**MATERIAL SUPPLIED**
____
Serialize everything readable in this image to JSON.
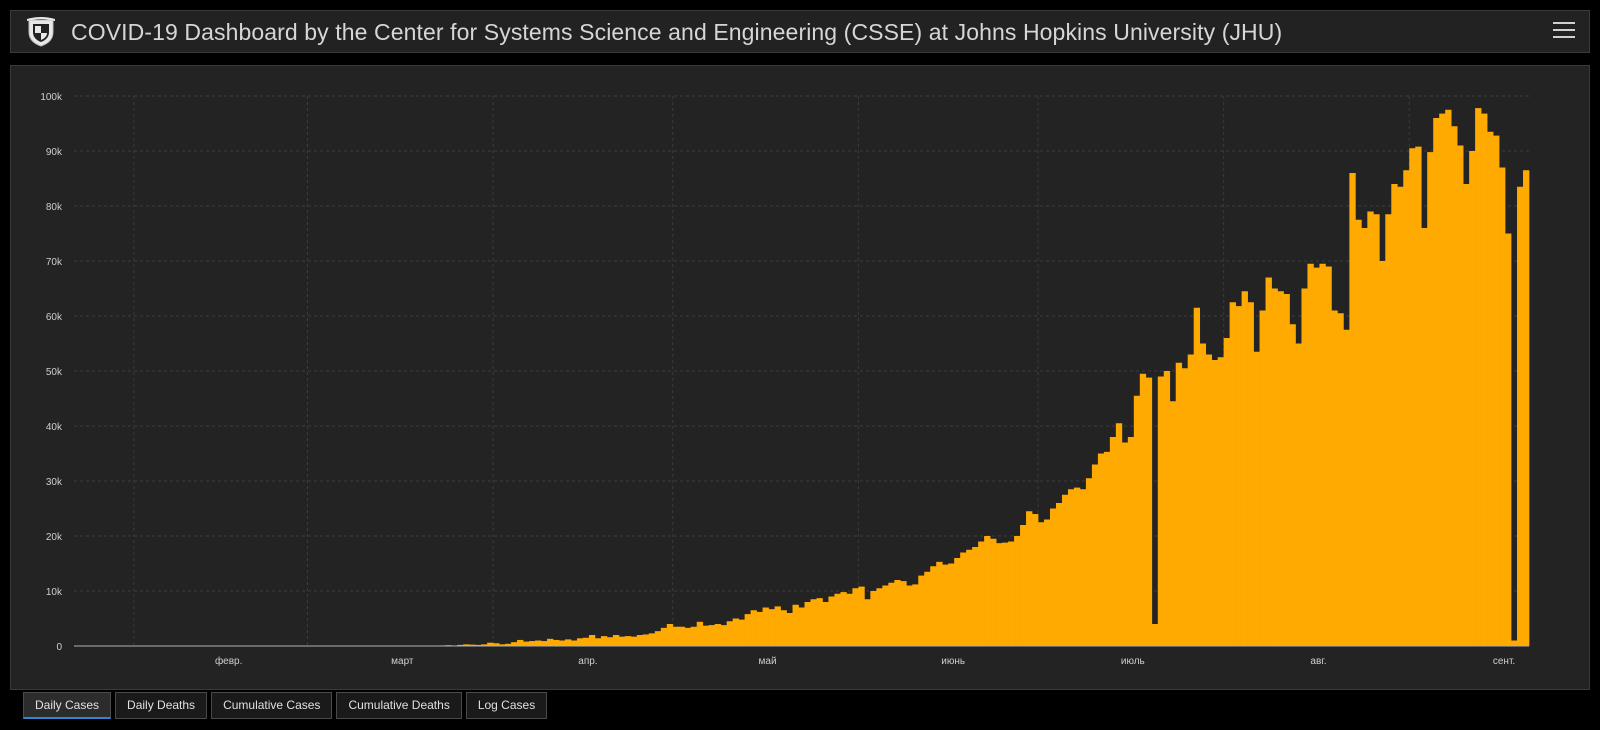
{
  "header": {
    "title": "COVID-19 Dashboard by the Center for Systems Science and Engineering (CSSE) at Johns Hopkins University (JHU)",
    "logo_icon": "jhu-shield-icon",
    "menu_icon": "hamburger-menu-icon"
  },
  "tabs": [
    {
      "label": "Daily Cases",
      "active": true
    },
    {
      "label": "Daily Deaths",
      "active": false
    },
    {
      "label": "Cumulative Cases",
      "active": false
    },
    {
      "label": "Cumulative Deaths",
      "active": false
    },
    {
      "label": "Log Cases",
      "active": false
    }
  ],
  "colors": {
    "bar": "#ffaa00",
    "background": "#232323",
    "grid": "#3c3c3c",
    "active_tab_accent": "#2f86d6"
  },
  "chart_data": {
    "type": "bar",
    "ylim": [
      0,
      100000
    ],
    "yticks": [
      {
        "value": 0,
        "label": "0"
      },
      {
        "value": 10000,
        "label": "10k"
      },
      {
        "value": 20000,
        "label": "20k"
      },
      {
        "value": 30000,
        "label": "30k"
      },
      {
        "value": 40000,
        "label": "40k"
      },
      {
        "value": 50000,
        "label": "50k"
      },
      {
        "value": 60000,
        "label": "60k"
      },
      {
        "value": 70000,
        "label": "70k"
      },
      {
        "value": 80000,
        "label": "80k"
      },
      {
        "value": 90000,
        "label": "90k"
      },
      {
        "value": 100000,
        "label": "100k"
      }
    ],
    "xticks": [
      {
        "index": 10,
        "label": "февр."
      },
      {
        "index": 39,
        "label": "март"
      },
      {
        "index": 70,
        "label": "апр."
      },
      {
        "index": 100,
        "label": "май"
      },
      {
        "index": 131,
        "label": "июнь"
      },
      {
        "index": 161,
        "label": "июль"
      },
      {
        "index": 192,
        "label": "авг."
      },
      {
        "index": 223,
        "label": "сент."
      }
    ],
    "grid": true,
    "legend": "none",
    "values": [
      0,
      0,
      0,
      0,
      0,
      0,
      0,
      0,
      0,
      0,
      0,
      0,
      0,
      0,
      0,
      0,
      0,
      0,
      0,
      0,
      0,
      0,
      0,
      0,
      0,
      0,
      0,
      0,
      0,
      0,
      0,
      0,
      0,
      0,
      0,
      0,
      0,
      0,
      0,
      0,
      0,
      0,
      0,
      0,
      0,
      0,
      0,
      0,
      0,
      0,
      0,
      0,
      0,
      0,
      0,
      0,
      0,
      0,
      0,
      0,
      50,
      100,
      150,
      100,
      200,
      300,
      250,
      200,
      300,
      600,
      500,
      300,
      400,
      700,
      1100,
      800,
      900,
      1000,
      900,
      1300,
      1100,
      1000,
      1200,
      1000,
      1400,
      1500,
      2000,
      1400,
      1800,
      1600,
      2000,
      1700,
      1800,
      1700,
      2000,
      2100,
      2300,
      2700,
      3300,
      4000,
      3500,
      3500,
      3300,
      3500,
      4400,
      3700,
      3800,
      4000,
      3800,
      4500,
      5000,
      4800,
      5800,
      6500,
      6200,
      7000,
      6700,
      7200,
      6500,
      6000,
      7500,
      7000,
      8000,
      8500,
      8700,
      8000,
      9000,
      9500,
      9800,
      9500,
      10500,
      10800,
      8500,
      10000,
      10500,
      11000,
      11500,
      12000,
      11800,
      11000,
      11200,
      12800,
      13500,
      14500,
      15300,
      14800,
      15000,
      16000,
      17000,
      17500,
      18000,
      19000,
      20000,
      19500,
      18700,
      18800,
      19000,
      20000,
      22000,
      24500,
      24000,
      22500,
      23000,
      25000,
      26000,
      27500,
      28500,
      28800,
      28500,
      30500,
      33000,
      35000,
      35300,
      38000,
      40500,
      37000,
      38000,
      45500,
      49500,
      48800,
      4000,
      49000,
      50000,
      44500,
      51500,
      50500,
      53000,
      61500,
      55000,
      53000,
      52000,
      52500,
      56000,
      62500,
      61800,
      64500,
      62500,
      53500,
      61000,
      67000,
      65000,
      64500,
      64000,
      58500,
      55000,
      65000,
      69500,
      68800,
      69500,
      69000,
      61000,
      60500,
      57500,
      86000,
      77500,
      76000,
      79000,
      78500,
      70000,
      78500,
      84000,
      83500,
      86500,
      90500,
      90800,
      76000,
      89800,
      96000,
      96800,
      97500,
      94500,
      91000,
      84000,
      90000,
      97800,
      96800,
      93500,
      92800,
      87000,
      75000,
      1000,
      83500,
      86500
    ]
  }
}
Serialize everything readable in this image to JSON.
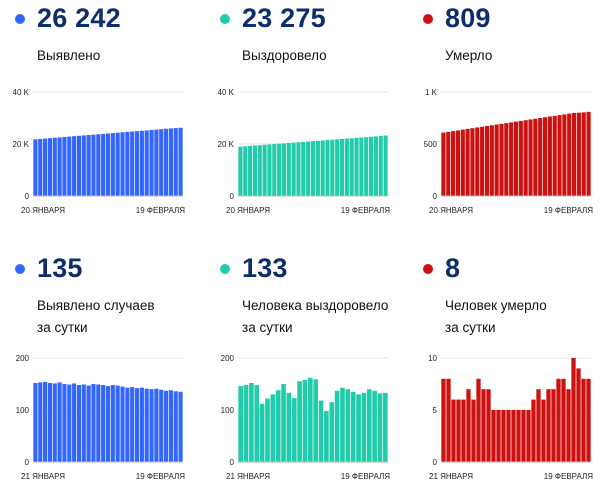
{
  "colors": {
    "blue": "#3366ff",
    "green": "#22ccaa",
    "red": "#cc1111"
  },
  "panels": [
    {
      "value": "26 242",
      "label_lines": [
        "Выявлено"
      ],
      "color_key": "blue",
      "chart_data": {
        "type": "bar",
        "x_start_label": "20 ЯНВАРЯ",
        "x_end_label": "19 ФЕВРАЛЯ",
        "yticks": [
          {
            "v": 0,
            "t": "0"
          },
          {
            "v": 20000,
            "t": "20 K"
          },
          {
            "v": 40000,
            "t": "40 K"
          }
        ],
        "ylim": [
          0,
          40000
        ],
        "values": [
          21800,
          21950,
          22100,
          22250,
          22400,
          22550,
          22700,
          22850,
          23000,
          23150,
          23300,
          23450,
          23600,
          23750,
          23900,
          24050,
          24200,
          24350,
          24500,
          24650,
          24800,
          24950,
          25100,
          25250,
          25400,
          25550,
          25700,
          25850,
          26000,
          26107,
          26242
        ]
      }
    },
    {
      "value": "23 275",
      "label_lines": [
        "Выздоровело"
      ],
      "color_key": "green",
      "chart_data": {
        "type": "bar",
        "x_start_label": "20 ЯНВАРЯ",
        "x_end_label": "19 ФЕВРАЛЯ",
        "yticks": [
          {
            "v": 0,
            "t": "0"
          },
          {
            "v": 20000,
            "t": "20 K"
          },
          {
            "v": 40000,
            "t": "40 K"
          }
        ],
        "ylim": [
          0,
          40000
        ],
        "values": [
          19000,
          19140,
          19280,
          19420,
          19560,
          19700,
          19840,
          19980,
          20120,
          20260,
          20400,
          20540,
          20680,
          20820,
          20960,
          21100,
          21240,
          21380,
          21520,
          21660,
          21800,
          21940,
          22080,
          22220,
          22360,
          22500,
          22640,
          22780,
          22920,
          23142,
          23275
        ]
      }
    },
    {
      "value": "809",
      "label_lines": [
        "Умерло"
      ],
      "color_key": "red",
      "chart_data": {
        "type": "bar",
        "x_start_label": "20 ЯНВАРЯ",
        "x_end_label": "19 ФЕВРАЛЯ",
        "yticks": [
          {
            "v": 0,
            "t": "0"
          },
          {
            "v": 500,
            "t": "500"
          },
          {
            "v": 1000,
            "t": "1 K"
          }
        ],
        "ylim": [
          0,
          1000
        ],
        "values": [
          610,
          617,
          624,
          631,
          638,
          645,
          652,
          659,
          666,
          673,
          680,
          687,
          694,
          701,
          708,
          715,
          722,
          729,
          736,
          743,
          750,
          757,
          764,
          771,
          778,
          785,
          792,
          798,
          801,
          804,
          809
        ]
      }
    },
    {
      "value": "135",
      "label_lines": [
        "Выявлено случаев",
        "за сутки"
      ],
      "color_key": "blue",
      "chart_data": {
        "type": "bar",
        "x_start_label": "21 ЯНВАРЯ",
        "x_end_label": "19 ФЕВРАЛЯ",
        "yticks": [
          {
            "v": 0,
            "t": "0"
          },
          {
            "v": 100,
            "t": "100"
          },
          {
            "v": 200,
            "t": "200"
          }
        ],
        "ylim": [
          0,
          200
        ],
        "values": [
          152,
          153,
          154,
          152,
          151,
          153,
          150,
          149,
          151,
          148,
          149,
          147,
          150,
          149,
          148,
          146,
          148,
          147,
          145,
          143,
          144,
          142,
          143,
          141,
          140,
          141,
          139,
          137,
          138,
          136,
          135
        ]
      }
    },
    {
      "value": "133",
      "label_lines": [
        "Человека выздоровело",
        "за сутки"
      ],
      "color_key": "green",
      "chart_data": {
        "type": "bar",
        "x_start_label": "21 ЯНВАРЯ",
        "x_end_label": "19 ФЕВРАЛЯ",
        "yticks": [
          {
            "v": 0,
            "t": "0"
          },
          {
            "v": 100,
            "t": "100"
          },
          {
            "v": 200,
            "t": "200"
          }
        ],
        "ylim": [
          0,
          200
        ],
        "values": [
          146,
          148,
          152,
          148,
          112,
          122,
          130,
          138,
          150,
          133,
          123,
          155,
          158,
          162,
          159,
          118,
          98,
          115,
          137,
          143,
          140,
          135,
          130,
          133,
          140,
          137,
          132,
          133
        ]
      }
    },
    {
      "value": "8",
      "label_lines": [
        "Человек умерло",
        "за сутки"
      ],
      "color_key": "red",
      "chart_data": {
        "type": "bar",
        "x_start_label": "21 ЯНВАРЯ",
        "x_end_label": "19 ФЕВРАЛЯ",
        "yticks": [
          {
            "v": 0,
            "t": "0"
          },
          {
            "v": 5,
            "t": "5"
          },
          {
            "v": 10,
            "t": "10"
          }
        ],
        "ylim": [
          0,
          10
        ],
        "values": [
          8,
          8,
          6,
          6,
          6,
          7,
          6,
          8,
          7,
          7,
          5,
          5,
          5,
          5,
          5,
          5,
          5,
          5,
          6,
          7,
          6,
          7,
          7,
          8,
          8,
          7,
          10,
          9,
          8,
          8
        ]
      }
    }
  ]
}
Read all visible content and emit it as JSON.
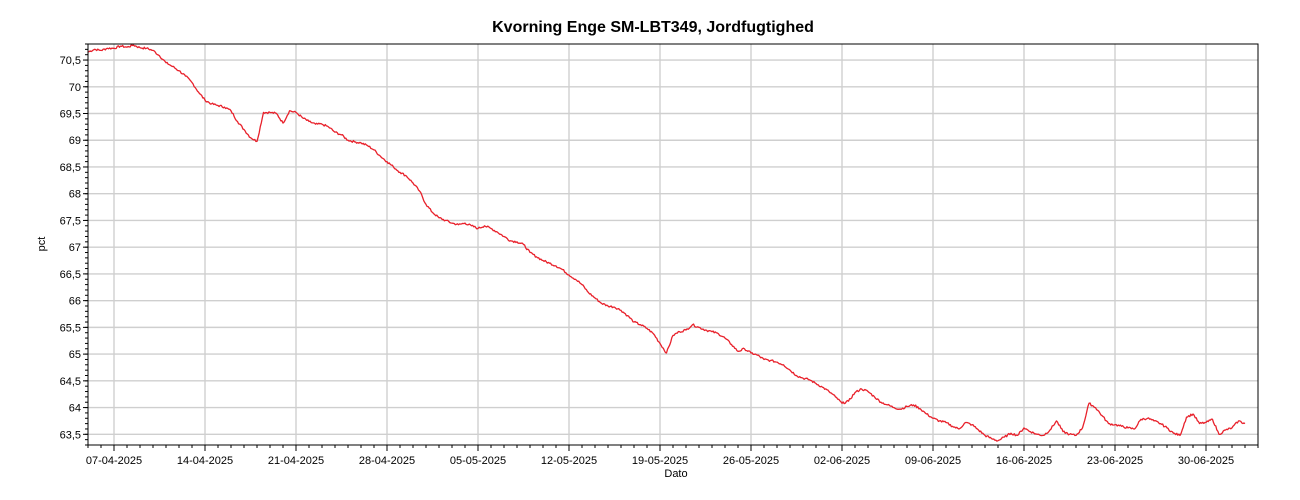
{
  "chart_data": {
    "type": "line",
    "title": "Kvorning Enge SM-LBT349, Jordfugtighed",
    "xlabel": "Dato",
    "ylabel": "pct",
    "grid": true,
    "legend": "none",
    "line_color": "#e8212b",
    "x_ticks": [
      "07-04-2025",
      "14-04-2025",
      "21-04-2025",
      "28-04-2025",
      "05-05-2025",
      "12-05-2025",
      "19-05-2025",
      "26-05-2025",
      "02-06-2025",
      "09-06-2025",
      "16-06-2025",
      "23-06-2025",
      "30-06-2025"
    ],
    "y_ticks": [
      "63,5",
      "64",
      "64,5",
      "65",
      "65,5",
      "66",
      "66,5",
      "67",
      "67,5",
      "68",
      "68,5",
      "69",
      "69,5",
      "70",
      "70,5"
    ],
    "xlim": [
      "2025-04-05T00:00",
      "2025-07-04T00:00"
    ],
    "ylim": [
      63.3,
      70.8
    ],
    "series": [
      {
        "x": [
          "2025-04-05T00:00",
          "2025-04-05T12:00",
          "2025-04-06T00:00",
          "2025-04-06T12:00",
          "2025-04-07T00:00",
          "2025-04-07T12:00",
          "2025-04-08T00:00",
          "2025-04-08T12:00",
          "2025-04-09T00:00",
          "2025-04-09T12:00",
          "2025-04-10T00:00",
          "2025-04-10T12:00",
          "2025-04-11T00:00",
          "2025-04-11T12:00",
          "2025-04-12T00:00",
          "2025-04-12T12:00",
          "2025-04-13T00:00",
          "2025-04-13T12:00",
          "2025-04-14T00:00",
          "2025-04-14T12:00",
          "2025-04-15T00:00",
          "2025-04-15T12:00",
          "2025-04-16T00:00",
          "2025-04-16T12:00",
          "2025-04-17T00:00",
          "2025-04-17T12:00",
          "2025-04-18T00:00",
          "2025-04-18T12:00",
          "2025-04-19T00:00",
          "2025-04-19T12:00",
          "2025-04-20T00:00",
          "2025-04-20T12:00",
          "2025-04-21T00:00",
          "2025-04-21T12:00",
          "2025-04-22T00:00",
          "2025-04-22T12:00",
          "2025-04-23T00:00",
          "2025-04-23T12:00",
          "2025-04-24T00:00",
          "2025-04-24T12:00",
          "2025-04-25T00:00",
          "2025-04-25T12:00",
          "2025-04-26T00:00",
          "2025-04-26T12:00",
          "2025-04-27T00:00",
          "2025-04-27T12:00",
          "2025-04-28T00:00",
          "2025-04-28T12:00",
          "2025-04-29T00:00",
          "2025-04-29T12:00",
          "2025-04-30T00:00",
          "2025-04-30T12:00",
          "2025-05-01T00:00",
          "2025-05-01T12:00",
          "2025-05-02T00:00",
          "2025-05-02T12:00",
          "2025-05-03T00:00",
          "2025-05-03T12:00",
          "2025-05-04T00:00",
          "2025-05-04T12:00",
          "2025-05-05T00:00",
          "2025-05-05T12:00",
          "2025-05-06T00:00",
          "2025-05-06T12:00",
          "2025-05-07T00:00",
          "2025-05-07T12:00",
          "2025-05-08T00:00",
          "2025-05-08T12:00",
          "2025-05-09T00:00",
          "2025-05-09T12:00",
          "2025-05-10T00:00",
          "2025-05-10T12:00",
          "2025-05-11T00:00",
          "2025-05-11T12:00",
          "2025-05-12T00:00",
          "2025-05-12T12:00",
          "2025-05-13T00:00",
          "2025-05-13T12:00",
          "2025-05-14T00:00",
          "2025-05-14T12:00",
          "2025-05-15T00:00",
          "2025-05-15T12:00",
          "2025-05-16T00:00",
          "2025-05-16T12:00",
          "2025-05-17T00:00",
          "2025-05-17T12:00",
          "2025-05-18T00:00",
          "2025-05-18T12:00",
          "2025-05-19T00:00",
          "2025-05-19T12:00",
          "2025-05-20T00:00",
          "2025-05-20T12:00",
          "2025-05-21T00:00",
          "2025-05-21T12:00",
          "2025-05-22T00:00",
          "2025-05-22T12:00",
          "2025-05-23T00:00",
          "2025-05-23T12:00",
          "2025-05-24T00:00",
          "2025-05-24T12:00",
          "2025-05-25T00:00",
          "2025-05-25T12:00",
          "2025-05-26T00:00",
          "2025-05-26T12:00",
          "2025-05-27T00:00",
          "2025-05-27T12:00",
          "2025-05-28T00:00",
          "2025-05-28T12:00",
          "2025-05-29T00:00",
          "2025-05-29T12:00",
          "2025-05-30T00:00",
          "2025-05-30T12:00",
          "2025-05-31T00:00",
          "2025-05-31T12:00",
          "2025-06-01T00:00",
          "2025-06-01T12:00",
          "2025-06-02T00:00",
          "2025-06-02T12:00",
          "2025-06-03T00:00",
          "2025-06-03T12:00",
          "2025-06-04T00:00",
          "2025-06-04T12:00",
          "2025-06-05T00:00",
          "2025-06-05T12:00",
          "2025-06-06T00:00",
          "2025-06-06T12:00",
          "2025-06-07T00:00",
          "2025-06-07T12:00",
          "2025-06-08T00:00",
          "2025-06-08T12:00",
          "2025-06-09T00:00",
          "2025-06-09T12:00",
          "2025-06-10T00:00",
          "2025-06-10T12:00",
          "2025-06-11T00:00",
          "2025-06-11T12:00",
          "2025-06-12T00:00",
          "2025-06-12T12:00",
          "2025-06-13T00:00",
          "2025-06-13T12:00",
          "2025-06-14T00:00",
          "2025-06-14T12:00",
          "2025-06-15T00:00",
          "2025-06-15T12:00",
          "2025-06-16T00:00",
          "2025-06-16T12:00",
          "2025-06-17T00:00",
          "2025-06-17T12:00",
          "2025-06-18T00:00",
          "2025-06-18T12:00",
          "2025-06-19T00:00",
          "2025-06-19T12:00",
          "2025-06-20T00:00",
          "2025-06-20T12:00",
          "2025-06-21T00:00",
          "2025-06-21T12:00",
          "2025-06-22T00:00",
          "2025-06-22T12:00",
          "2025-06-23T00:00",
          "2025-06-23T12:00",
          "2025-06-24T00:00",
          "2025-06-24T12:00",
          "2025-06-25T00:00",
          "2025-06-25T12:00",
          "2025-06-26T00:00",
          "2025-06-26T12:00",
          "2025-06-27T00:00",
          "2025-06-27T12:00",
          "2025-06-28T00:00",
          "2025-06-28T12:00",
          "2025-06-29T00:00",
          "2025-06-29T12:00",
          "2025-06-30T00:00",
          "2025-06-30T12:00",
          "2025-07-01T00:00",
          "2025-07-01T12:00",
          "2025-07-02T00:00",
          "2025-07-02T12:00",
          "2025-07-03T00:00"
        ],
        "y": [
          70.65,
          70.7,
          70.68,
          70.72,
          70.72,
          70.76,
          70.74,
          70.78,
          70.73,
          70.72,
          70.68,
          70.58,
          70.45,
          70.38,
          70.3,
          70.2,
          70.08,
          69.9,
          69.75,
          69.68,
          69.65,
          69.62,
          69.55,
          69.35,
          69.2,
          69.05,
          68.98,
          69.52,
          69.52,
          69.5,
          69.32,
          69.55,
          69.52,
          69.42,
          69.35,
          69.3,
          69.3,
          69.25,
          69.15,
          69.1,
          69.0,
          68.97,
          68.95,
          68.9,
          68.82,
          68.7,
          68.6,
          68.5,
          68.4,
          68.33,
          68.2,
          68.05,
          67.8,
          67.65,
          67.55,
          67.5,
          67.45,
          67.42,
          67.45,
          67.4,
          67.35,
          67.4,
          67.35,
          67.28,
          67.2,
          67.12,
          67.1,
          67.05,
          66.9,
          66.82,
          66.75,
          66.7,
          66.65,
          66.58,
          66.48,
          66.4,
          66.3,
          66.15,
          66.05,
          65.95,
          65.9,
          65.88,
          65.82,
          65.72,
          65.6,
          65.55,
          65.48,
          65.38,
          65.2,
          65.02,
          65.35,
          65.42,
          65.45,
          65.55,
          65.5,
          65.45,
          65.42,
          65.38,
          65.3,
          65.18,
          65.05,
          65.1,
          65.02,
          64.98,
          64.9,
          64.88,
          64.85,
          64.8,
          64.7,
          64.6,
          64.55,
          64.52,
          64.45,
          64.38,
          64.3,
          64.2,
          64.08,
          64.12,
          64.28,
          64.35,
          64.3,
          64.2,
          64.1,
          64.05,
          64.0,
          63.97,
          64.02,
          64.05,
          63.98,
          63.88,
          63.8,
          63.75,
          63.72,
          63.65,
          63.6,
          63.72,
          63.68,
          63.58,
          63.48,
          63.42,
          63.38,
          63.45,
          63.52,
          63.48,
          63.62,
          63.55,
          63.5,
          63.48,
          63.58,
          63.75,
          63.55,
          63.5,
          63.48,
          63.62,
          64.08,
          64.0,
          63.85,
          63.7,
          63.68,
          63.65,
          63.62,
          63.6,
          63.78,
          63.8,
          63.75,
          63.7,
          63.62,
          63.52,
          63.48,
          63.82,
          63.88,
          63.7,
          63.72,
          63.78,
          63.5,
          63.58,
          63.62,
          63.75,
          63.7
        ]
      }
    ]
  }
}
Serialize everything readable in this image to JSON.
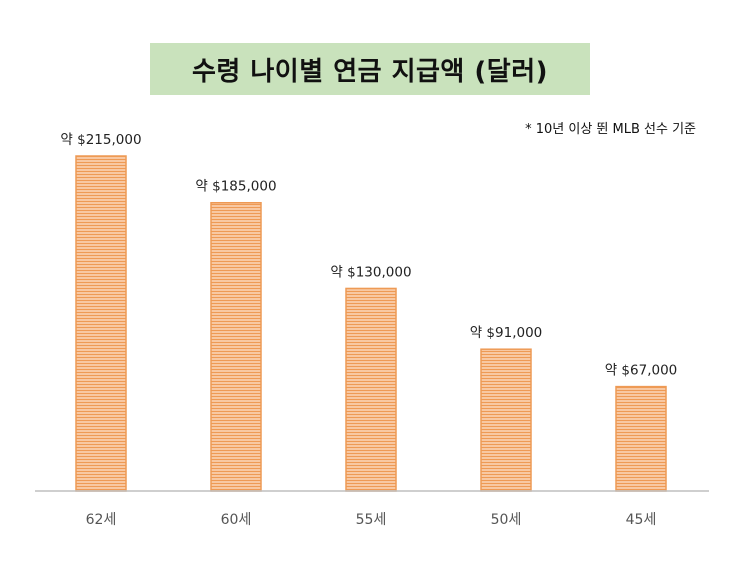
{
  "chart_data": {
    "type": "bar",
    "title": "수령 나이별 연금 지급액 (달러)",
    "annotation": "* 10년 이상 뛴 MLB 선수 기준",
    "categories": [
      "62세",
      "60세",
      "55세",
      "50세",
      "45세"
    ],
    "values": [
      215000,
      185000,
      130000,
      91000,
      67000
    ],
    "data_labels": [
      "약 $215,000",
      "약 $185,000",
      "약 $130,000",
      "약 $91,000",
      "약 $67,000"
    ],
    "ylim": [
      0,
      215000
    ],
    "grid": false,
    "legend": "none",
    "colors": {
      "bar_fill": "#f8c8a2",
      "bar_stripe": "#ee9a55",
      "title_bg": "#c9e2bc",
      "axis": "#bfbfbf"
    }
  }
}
____
**WRITTEN TASK**
Extract from the material all lines containing the string "grid".

**SOLVED EXERCISE**
    "grid": "#3c3c3c",
    "grid": true,
    "grid": true,
    "grid": false,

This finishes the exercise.